-- BEGIN RAW DATA --

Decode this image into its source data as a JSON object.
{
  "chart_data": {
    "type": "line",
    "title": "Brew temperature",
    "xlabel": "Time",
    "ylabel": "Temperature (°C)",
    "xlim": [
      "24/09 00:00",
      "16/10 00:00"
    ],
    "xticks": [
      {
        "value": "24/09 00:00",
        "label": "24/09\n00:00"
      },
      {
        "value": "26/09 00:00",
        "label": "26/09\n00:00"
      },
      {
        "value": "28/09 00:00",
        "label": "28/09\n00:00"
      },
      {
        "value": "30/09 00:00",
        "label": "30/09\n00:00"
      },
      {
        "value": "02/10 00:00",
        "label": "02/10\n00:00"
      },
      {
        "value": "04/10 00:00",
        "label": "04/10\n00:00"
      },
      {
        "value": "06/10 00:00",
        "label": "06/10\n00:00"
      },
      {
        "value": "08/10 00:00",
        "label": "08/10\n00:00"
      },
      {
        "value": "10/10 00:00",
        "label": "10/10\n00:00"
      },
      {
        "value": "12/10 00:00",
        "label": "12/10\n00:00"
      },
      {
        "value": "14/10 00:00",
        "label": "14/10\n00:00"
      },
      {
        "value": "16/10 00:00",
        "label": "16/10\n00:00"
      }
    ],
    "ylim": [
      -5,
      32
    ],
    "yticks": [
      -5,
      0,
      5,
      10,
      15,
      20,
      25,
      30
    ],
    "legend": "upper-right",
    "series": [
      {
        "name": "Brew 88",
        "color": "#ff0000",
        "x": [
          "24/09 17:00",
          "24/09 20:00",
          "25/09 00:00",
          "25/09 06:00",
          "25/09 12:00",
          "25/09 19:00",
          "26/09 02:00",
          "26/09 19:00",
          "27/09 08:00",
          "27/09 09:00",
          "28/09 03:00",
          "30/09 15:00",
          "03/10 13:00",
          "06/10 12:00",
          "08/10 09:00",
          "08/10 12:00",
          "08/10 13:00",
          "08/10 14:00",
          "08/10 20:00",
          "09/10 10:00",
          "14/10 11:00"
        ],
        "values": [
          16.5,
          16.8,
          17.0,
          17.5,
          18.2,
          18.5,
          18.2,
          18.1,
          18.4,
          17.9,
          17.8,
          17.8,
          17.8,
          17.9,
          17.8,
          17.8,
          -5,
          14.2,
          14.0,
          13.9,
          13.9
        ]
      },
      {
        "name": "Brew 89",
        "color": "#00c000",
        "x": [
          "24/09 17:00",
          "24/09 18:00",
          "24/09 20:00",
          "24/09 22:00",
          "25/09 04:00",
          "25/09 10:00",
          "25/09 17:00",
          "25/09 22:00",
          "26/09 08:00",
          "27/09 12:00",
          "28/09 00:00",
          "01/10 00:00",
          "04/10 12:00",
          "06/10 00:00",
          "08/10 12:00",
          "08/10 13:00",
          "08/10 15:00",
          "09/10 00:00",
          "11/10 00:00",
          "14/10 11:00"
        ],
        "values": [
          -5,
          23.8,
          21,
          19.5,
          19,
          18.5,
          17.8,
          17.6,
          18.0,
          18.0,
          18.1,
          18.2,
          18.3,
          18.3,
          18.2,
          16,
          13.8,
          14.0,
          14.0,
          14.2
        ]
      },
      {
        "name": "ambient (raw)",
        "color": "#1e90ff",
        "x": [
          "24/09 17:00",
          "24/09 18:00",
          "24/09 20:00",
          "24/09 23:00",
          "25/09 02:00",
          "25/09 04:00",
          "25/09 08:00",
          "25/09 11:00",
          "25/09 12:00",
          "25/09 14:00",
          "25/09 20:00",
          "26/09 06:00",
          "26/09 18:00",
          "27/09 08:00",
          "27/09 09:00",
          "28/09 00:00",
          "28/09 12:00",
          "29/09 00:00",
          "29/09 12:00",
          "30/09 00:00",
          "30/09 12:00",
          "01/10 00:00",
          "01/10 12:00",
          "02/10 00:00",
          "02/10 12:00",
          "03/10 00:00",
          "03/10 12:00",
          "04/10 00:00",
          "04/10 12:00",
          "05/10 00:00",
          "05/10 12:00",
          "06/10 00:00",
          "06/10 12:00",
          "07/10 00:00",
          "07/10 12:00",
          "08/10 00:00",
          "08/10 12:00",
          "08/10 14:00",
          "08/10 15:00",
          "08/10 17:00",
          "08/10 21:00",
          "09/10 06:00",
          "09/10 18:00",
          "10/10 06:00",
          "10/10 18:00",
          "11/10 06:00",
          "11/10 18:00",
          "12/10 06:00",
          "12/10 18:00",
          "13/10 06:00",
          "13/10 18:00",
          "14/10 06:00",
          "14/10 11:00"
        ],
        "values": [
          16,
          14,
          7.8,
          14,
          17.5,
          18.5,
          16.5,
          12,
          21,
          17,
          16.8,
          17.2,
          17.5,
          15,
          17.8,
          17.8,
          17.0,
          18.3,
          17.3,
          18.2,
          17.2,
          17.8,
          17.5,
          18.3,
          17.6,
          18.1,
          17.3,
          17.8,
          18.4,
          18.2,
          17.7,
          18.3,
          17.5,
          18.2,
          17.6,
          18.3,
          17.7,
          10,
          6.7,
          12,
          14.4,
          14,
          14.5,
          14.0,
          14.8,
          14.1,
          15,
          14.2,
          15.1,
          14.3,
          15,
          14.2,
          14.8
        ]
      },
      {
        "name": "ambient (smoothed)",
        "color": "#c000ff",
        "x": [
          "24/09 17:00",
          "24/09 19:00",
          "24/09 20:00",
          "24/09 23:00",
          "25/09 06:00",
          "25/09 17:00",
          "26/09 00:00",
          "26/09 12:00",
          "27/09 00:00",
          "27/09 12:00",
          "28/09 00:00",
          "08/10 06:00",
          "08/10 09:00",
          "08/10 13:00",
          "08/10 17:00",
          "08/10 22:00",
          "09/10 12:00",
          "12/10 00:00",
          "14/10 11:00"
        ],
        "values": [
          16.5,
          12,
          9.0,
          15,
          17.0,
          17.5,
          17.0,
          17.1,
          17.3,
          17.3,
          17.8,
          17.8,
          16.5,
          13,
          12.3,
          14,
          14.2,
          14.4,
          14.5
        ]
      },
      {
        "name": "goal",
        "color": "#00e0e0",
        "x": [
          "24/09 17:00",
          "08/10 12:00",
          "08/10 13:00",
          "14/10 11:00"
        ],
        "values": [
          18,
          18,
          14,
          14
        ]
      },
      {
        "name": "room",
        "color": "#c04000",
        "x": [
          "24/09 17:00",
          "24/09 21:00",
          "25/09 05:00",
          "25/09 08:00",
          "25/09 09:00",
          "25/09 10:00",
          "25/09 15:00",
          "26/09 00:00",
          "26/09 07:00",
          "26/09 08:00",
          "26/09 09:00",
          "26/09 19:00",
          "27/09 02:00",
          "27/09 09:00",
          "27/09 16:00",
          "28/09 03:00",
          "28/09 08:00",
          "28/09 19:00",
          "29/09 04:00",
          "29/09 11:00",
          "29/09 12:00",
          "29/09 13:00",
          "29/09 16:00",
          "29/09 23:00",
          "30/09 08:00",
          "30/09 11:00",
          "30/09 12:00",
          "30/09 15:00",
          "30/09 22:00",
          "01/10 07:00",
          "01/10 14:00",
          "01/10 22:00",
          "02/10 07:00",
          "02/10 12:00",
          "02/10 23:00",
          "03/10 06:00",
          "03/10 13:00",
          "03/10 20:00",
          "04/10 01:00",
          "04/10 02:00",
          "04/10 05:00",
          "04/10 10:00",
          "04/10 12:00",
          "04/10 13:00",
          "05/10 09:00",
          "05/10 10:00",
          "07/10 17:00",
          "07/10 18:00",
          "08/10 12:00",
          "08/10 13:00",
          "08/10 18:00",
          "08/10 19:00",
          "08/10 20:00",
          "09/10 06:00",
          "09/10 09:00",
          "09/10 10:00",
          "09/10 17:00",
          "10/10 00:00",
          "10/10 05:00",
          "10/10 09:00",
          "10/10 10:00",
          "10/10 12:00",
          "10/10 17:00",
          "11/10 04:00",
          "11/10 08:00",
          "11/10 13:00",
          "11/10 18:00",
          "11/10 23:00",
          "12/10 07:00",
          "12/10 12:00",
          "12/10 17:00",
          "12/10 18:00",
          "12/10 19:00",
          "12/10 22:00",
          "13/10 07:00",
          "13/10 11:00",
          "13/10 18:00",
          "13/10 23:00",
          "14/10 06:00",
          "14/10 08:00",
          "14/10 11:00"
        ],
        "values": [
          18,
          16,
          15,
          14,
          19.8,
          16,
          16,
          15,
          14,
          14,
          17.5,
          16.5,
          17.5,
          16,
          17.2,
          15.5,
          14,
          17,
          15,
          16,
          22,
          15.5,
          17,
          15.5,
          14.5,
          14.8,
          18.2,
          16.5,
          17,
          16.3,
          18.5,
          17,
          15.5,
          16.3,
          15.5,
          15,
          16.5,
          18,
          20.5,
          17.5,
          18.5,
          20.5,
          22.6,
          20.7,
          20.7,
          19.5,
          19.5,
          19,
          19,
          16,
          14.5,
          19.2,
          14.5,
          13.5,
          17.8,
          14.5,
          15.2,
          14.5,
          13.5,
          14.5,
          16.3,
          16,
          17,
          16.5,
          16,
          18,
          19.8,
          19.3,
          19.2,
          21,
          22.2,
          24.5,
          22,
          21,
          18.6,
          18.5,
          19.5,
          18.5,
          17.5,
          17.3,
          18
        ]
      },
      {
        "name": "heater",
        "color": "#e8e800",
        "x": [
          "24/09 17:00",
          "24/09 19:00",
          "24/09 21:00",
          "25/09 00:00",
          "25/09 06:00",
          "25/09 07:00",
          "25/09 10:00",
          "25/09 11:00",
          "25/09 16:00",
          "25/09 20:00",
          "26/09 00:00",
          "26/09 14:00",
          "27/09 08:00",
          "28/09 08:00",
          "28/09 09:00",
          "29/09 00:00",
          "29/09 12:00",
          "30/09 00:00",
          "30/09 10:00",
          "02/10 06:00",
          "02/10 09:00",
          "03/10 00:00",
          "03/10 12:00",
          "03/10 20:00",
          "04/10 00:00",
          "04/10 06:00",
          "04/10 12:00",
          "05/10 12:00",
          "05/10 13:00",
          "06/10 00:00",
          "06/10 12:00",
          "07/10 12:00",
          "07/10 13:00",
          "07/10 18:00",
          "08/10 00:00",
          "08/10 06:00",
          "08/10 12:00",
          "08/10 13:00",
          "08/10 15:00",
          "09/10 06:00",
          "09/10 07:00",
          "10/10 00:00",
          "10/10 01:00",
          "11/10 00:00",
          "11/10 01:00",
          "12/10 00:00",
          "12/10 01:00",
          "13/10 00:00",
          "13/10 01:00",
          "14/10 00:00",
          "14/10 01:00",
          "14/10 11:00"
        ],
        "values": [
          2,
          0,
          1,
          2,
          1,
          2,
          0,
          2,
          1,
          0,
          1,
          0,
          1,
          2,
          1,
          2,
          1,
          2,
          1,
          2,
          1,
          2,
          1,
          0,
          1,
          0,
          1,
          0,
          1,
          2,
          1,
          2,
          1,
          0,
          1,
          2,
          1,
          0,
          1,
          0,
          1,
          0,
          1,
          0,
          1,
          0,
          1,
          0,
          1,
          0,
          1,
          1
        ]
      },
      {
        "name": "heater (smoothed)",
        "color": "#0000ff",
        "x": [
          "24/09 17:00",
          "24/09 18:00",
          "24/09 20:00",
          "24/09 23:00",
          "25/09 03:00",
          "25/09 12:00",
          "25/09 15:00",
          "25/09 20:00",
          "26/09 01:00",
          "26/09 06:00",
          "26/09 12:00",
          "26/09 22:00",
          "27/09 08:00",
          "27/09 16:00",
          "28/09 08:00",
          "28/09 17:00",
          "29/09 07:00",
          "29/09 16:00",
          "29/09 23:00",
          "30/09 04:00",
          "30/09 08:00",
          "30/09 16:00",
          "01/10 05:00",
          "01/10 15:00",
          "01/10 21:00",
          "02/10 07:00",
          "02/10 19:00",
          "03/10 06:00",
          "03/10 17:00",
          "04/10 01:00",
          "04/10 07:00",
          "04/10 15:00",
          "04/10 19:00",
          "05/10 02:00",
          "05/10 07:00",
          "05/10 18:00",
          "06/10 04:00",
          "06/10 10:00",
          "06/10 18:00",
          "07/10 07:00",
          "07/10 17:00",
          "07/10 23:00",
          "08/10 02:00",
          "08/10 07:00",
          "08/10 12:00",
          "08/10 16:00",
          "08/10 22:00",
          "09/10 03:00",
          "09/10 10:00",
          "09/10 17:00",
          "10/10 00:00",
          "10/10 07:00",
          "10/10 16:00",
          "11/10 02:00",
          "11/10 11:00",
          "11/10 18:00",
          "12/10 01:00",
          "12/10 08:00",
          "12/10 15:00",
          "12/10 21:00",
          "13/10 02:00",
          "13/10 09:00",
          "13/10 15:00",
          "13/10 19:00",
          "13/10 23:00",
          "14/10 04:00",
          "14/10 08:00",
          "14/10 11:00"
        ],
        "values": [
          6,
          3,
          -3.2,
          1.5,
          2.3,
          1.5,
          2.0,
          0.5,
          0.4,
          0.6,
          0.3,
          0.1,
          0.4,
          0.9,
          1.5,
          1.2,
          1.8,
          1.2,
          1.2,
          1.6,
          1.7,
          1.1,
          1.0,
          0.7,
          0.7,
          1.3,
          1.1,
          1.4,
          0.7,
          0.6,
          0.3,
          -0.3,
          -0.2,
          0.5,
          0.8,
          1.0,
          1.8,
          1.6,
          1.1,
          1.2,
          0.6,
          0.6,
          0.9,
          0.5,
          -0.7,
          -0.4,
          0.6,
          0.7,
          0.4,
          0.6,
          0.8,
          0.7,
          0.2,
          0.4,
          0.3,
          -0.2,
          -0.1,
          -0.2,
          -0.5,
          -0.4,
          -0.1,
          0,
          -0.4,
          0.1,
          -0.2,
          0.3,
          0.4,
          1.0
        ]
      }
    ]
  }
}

-- END RAW DATA --

◆ WHAT NEEDS TO BE DONE
Identify the lines that hold the word "name". Copy every one of them.

◆ COMPLETED EXERCISE
        "name": "Brew 88",
        "name": "Brew 89",
        "name": "ambient (raw)",
        "name": "ambient (smoothed)",
        "name": "goal",
        "name": "room",
        "name": "heater",
        "name": "heater (smoothed)",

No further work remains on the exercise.